→ **STATED PROBLEM**:
Across the entries, how many lines have the string "三会一课" in them? Reply with only a number.

— start TASK INPUTS —

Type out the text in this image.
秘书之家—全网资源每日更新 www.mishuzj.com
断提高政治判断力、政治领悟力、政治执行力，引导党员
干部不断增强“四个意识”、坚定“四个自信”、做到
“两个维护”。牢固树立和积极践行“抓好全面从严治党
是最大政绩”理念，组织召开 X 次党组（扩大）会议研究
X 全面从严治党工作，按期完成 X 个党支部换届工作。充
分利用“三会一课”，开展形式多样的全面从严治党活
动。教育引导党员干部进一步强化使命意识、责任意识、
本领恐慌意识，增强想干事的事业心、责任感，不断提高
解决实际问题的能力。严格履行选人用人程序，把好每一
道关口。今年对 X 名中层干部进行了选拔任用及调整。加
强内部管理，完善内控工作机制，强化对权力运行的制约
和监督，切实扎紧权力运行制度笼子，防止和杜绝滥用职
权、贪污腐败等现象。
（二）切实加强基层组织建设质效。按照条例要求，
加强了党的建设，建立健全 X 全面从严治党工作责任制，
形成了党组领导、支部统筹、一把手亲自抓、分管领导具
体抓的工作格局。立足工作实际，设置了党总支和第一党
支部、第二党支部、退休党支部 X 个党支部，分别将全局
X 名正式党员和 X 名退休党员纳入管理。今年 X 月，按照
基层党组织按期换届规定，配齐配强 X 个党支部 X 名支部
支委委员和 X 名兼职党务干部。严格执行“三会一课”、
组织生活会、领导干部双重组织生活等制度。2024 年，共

— end TASK INPUTS —

→ **SOLVED EXERCISE**:
2